Required task:
The records are to be restated in their entirety, word for word.

Task input:
(begin)

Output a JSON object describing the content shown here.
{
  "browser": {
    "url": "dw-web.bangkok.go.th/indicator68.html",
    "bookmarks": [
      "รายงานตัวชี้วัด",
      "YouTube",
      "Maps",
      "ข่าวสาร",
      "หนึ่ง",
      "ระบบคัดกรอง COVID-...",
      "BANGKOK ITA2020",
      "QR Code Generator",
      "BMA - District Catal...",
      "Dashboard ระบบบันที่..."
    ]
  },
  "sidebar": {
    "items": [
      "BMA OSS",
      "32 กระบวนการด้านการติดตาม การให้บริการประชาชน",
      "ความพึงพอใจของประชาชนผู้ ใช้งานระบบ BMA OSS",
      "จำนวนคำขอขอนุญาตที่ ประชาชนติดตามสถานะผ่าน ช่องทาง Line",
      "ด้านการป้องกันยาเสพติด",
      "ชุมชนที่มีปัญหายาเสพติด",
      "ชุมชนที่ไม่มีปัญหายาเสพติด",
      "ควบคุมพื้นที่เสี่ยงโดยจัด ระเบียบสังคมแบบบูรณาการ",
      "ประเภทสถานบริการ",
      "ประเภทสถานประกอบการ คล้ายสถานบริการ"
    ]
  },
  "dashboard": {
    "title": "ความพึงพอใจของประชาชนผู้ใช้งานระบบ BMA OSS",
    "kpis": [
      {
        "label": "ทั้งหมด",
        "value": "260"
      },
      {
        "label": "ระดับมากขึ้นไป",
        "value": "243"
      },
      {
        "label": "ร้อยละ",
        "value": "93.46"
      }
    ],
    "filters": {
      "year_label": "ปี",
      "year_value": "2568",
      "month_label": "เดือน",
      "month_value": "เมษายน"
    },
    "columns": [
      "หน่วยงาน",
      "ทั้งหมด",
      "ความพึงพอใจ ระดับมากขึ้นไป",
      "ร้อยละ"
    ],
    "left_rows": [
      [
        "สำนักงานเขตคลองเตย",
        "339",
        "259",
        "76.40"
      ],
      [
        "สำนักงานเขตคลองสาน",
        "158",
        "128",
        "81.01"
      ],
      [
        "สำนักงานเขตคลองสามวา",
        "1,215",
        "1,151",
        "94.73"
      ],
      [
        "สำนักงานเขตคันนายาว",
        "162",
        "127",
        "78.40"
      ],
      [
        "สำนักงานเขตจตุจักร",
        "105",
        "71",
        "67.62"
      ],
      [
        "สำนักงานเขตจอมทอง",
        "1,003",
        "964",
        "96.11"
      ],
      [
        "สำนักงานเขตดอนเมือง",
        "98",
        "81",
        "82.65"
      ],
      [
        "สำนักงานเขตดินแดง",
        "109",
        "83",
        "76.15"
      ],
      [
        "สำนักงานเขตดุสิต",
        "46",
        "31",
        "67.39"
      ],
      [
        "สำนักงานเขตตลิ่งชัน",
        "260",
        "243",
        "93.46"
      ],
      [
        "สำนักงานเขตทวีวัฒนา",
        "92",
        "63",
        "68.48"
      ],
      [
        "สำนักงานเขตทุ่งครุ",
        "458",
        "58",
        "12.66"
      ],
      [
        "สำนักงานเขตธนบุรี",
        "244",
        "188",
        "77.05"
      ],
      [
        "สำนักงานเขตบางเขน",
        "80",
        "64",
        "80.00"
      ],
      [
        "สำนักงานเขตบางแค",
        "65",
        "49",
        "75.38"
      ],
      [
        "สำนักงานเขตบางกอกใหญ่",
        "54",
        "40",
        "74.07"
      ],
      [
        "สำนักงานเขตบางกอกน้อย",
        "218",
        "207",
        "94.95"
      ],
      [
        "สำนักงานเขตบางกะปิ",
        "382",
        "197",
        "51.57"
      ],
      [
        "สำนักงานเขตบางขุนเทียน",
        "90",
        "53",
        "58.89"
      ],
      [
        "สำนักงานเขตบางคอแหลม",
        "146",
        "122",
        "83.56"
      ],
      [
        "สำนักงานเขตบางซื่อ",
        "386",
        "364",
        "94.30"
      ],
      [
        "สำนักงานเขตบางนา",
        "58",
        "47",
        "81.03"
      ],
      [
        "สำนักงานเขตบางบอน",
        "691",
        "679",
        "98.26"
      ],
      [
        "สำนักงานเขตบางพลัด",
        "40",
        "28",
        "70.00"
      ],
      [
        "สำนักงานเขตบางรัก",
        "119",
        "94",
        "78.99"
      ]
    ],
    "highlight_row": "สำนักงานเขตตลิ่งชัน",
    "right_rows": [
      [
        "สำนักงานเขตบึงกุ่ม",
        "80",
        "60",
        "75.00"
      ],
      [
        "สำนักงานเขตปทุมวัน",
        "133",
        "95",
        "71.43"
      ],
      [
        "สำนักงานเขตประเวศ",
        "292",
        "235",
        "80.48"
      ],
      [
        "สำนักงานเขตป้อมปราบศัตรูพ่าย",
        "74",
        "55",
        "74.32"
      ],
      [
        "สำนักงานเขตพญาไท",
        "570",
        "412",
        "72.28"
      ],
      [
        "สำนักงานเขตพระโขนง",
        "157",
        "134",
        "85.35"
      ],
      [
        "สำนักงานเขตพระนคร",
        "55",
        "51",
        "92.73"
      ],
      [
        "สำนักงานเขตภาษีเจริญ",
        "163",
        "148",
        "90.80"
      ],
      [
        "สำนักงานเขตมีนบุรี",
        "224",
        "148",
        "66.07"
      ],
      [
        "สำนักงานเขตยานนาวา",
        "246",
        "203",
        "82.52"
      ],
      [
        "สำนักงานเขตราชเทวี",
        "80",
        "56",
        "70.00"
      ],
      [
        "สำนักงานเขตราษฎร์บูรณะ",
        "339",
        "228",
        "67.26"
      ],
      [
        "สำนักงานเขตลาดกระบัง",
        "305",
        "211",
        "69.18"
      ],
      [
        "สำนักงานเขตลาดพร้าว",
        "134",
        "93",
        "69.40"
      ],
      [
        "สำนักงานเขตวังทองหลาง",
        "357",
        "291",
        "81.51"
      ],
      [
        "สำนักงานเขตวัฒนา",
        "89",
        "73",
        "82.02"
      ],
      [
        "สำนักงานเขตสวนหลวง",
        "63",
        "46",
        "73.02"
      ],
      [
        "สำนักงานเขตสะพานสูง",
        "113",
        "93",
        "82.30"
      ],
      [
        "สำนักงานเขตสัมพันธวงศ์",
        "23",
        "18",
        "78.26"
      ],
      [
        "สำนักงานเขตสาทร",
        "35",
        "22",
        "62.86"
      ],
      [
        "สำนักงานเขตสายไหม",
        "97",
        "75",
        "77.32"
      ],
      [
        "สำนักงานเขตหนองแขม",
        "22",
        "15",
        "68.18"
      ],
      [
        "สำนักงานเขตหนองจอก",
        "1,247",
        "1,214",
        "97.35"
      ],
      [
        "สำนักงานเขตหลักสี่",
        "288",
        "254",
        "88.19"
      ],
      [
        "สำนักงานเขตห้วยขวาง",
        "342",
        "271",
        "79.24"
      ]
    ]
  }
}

(end)

Task answer:
Output a JSON object describing the content shown here.
{
  "browser": {
    "url": "dw-web.bangkok.go.th/indicator68.html",
    "bookmarks": [
      "รายงานตัวชี้วัด",
      "YouTube",
      "Maps",
      "ข่าวสาร",
      "หนึ่ง",
      "ระบบคัดกรอง COVID-...",
      "BANGKOK ITA2020",
      "QR Code Generator",
      "BMA - District Catal...",
      "Dashboard ระบบบันที่..."
    ]
  },
  "sidebar": {
    "items": [
      "BMA OSS",
      "32 กระบวนการด้านการติดตาม การให้บริการประชาชน",
      "ความพึงพอใจของประชาชนผู้ ใช้งานระบบ BMA OSS",
      "จำนวนคำขอขอนุญาตที่ ประชาชนติดตามสถานะผ่าน ช่องทาง Line",
      "ด้านการป้องกันยาเสพติด",
      "ชุมชนที่มีปัญหายาเสพติด",
      "ชุมชนที่ไม่มีปัญหายาเสพติด",
      "ควบคุมพื้นที่เสี่ยงโดยจัด ระเบียบสังคมแบบบูรณาการ",
      "ประเภทสถานบริการ",
      "ประเภทสถานประกอบการ คล้ายสถานบริการ"
    ]
  },
  "dashboard": {
    "title": "ความพึงพอใจของประชาชนผู้ใช้งานระบบ BMA OSS",
    "kpis": [
      {
        "label": "ทั้งหมด",
        "value": "260"
      },
      {
        "label": "ระดับมากขึ้นไป",
        "value": "243"
      },
      {
        "label": "ร้อยละ",
        "value": "93.46"
      }
    ],
    "filters": {
      "year_label": "ปี",
      "year_value": "2568",
      "month_label": "เดือน",
      "month_value": "เมษายน"
    },
    "columns": [
      "หน่วยงาน",
      "ทั้งหมด",
      "ความพึงพอใจ ระดับมากขึ้นไป",
      "ร้อยละ"
    ],
    "left_rows": [
      [
        "สำนักงานเขตคลองเตย",
        "339",
        "259",
        "76.40"
      ],
      [
        "สำนักงานเขตคลองสาน",
        "158",
        "128",
        "81.01"
      ],
      [
        "สำนักงานเขตคลองสามวา",
        "1,215",
        "1,151",
        "94.73"
      ],
      [
        "สำนักงานเขตคันนายาว",
        "162",
        "127",
        "78.40"
      ],
      [
        "สำนักงานเขตจตุจักร",
        "105",
        "71",
        "67.62"
      ],
      [
        "สำนักงานเขตจอมทอง",
        "1,003",
        "964",
        "96.11"
      ],
      [
        "สำนักงานเขตดอนเมือง",
        "98",
        "81",
        "82.65"
      ],
      [
        "สำนักงานเขตดินแดง",
        "109",
        "83",
        "76.15"
      ],
      [
        "สำนักงานเขตดุสิต",
        "46",
        "31",
        "67.39"
      ],
      [
        "สำนักงานเขตตลิ่งชัน",
        "260",
        "243",
        "93.46"
      ],
      [
        "สำนักงานเขตทวีวัฒนา",
        "92",
        "63",
        "68.48"
      ],
      [
        "สำนักงานเขตทุ่งครุ",
        "458",
        "58",
        "12.66"
      ],
      [
        "สำนักงานเขตธนบุรี",
        "244",
        "188",
        "77.05"
      ],
      [
        "สำนักงานเขตบางเขน",
        "80",
        "64",
        "80.00"
      ],
      [
        "สำนักงานเขตบางแค",
        "65",
        "49",
        "75.38"
      ],
      [
        "สำนักงานเขตบางกอกใหญ่",
        "54",
        "40",
        "74.07"
      ],
      [
        "สำนักงานเขตบางกอกน้อย",
        "218",
        "207",
        "94.95"
      ],
      [
        "สำนักงานเขตบางกะปิ",
        "382",
        "197",
        "51.57"
      ],
      [
        "สำนักงานเขตบางขุนเทียน",
        "90",
        "53",
        "58.89"
      ],
      [
        "สำนักงานเขตบางคอแหลม",
        "146",
        "122",
        "83.56"
      ],
      [
        "สำนักงานเขตบางซื่อ",
        "386",
        "364",
        "94.30"
      ],
      [
        "สำนักงานเขตบางนา",
        "58",
        "47",
        "81.03"
      ],
      [
        "สำนักงานเขตบางบอน",
        "691",
        "679",
        "98.26"
      ],
      [
        "สำนักงานเขตบางพลัด",
        "40",
        "28",
        "70.00"
      ],
      [
        "สำนักงานเขตบางรัก",
        "119",
        "94",
        "78.99"
      ]
    ],
    "highlight_row": "สำนักงานเขตตลิ่งชัน",
    "right_rows": [
      [
        "สำนักงานเขตบึงกุ่ม",
        "80",
        "60",
        "75.00"
      ],
      [
        "สำนักงานเขตปทุมวัน",
        "133",
        "95",
        "71.43"
      ],
      [
        "สำนักงานเขตประเวศ",
        "292",
        "235",
        "80.48"
      ],
      [
        "สำนักงานเขตป้อมปราบศัตรูพ่าย",
        "74",
        "55",
        "74.32"
      ],
      [
        "สำนักงานเขตพญาไท",
        "570",
        "412",
        "72.28"
      ],
      [
        "สำนักงานเขตพระโขนง",
        "157",
        "134",
        "85.35"
      ],
      [
        "สำนักงานเขตพระนคร",
        "55",
        "51",
        "92.73"
      ],
      [
        "สำนักงานเขตภาษีเจริญ",
        "163",
        "148",
        "90.80"
      ],
      [
        "สำนักงานเขตมีนบุรี",
        "224",
        "148",
        "66.07"
      ],
      [
        "สำนักงานเขตยานนาวา",
        "246",
        "203",
        "82.52"
      ],
      [
        "สำนักงานเขตราชเทวี",
        "80",
        "56",
        "70.00"
      ],
      [
        "สำนักงานเขตราษฎร์บูรณะ",
        "339",
        "228",
        "67.26"
      ],
      [
        "สำนักงานเขตลาดกระบัง",
        "305",
        "211",
        "69.18"
      ],
      [
        "สำนักงานเขตลาดพร้าว",
        "134",
        "93",
        "69.40"
      ],
      [
        "สำนักงานเขตวังทองหลาง",
        "357",
        "291",
        "81.51"
      ],
      [
        "สำนักงานเขตวัฒนา",
        "89",
        "73",
        "82.02"
      ],
      [
        "สำนักงานเขตสวนหลวง",
        "63",
        "46",
        "73.02"
      ],
      [
        "สำนักงานเขตสะพานสูง",
        "113",
        "93",
        "82.30"
      ],
      [
        "สำนักงานเขตสัมพันธวงศ์",
        "23",
        "18",
        "78.26"
      ],
      [
        "สำนักงานเขตสาทร",
        "35",
        "22",
        "62.86"
      ],
      [
        "สำนักงานเขตสายไหม",
        "97",
        "75",
        "77.32"
      ],
      [
        "สำนักงานเขตหนองแขม",
        "22",
        "15",
        "68.18"
      ],
      [
        "สำนักงานเขตหนองจอก",
        "1,247",
        "1,214",
        "97.35"
      ],
      [
        "สำนักงานเขตหลักสี่",
        "288",
        "254",
        "88.19"
      ],
      [
        "สำนักงานเขตห้วยขวาง",
        "342",
        "271",
        "79.24"
      ]
    ]
  }
}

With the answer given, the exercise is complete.